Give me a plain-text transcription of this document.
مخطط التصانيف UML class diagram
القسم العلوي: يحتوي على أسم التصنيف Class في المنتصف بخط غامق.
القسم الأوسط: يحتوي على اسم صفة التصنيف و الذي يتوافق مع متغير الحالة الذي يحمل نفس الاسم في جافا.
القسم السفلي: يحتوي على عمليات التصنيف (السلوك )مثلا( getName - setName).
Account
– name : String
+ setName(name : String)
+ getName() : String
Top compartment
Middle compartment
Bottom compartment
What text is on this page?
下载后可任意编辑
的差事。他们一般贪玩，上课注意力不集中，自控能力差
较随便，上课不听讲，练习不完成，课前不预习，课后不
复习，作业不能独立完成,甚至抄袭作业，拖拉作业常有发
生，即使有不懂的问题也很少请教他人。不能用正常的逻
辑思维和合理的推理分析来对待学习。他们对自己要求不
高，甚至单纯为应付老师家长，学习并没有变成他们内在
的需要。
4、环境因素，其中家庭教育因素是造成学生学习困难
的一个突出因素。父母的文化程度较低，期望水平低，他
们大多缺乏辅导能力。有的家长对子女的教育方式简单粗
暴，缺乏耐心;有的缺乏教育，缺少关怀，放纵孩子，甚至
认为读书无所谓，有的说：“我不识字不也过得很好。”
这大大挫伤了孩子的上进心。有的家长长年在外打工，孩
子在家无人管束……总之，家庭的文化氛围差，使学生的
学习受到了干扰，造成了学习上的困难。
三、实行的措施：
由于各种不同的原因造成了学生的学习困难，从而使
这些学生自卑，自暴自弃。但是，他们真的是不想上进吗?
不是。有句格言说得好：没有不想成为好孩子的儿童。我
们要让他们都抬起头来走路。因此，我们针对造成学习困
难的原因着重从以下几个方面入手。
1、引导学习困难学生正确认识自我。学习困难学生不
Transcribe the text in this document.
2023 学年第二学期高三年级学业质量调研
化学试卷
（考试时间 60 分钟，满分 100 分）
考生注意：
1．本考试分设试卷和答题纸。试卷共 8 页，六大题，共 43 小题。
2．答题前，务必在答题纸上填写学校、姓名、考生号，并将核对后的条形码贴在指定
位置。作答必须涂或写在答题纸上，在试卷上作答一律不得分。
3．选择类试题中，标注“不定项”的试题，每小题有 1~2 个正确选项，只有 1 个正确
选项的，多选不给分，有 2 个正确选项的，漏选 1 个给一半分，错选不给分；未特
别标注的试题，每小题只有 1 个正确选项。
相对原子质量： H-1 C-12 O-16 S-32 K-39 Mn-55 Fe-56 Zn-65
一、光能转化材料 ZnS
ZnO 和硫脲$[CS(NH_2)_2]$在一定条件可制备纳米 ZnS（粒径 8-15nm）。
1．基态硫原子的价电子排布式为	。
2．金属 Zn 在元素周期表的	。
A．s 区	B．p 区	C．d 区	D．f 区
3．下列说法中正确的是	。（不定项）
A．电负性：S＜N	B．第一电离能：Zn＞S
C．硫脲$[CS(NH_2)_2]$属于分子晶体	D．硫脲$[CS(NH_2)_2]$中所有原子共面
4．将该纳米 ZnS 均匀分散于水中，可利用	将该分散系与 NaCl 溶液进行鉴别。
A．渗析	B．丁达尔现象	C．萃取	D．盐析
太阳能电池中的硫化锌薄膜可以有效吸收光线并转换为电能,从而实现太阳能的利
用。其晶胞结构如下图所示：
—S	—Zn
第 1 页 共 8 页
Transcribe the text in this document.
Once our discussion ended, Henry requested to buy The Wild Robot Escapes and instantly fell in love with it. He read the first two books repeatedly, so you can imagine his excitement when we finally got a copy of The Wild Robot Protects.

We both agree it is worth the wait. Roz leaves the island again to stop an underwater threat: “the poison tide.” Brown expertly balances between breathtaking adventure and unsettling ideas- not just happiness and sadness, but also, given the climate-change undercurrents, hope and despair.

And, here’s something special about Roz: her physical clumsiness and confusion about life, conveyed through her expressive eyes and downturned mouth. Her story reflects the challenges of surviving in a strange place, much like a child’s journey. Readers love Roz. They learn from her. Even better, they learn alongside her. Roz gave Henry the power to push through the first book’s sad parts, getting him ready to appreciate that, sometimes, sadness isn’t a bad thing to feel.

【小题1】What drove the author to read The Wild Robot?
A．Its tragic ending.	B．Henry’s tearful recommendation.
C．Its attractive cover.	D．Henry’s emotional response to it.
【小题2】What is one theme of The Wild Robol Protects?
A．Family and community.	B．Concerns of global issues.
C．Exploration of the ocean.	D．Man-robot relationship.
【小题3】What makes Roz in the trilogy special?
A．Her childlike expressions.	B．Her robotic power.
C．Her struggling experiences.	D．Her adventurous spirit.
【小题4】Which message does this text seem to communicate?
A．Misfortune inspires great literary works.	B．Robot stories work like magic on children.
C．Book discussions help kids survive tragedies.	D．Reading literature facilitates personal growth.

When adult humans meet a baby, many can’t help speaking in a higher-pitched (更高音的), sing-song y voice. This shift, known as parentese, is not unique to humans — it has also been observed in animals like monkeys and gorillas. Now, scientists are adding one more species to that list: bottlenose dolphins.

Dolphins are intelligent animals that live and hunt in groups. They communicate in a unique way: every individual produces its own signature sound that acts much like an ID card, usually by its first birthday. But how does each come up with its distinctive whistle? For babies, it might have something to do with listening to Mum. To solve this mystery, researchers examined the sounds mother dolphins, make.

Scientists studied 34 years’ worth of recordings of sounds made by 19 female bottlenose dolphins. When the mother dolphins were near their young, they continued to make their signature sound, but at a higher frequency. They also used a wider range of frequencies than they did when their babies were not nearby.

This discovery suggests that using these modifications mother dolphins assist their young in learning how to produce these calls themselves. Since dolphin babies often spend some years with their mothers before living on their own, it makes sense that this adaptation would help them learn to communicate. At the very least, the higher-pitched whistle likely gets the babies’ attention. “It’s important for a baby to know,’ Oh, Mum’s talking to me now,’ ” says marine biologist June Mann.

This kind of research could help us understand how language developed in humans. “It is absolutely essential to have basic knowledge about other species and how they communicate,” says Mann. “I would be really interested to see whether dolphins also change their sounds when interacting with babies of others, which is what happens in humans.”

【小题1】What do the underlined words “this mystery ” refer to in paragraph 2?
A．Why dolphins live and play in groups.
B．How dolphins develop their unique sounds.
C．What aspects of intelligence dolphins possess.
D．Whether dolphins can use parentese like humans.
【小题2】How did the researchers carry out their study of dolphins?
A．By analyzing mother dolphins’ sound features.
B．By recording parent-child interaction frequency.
####
State only the number of lines in these entries that contain "setName".

2